WHAT IS NEEDED> Find the string "data" in the records. Copy every line it appears in.

RECORDS TO USE>
»»
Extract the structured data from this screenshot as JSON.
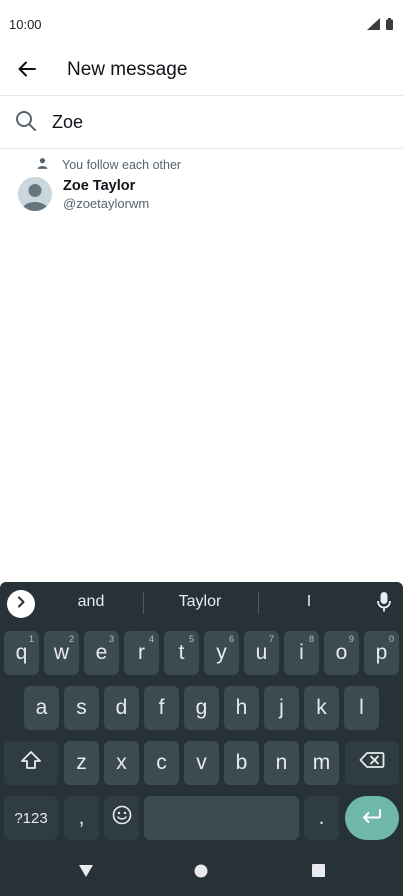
{
  "status_bar": {
    "time": "10:00"
  },
  "header": {
    "title": "New message"
  },
  "search": {
    "value": "Zoe"
  },
  "result": {
    "social_context": "You follow each other",
    "name": "Zoe Taylor",
    "handle": "@zoetaylorwm"
  },
  "keyboard": {
    "suggestions": [
      "and",
      "Taylor",
      "I"
    ],
    "row1": [
      {
        "k": "q",
        "h": "1"
      },
      {
        "k": "w",
        "h": "2"
      },
      {
        "k": "e",
        "h": "3"
      },
      {
        "k": "r",
        "h": "4"
      },
      {
        "k": "t",
        "h": "5"
      },
      {
        "k": "y",
        "h": "6"
      },
      {
        "k": "u",
        "h": "7"
      },
      {
        "k": "i",
        "h": "8"
      },
      {
        "k": "o",
        "h": "9"
      },
      {
        "k": "p",
        "h": "0"
      }
    ],
    "row2": [
      "a",
      "s",
      "d",
      "f",
      "g",
      "h",
      "j",
      "k",
      "l"
    ],
    "row3": [
      "z",
      "x",
      "c",
      "v",
      "b",
      "n",
      "m"
    ],
    "symbols_label": "?123",
    "comma": ",",
    "period": "."
  },
  "colors": {
    "keyboard_bg": "#263238",
    "key_bg": "#3c4a51",
    "enter_key": "#6fb6ab"
  }
}
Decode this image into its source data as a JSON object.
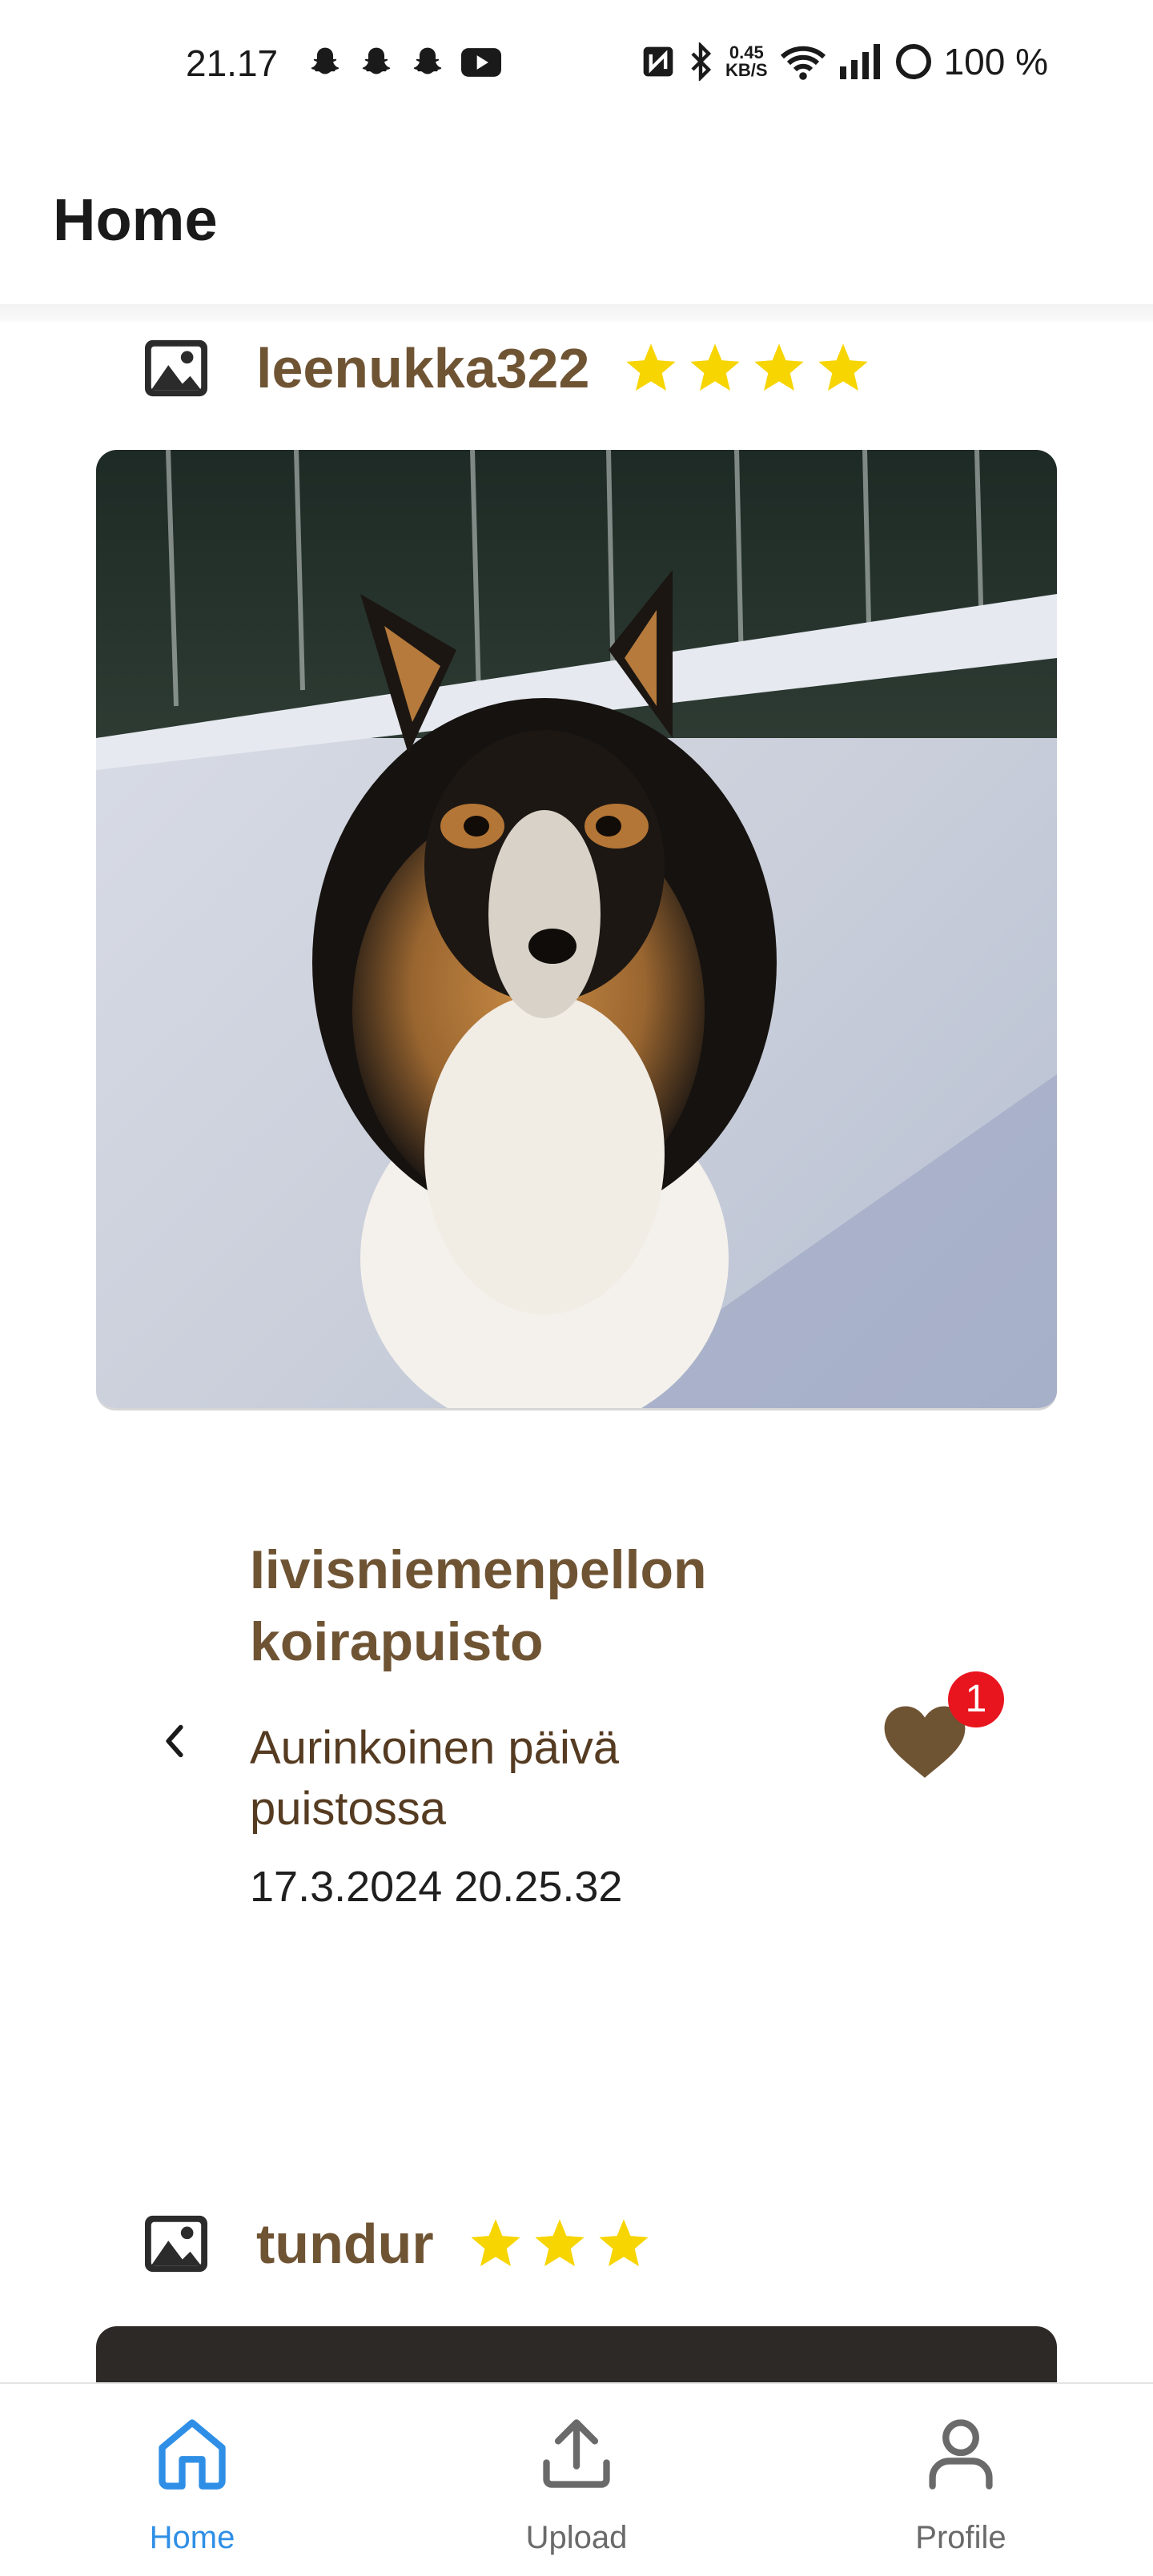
{
  "status_bar": {
    "time": "21.17",
    "notifications": [
      "snapchat-icon",
      "snapchat-icon",
      "snapchat-icon",
      "youtube-icon"
    ],
    "nfc": "nfc-icon",
    "bluetooth": "bluetooth-icon",
    "speed_value": "0.45",
    "speed_unit": "KB/S",
    "battery": "100 %"
  },
  "header": {
    "title": "Home"
  },
  "posts": [
    {
      "username": "leenukka322",
      "rating": 4,
      "photo": "collie dog on snow",
      "title_line1": "Iivisniemenpellon",
      "title_line2": "koirapuisto",
      "desc_line1": "Aurinkoinen päivä",
      "desc_line2": "puistossa",
      "date": "17.3.2024 20.25.32",
      "likes": "1"
    },
    {
      "username": "tundur",
      "rating": 3
    }
  ],
  "nav": {
    "items": [
      {
        "label": "Home",
        "icon": "home-icon",
        "active": true
      },
      {
        "label": "Upload",
        "icon": "upload-icon",
        "active": false
      },
      {
        "label": "Profile",
        "icon": "profile-icon",
        "active": false
      }
    ]
  },
  "colors": {
    "brand_brown": "#6f5434",
    "star": "#f7d500",
    "active_nav": "#2f8fe6",
    "inactive_nav": "#6a6a6a",
    "badge": "#e8141e"
  }
}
««
EXERCISE ANSWER>
Extract the structured data from this screenshot as JSON.
Decode this image into its source data as a JSON object.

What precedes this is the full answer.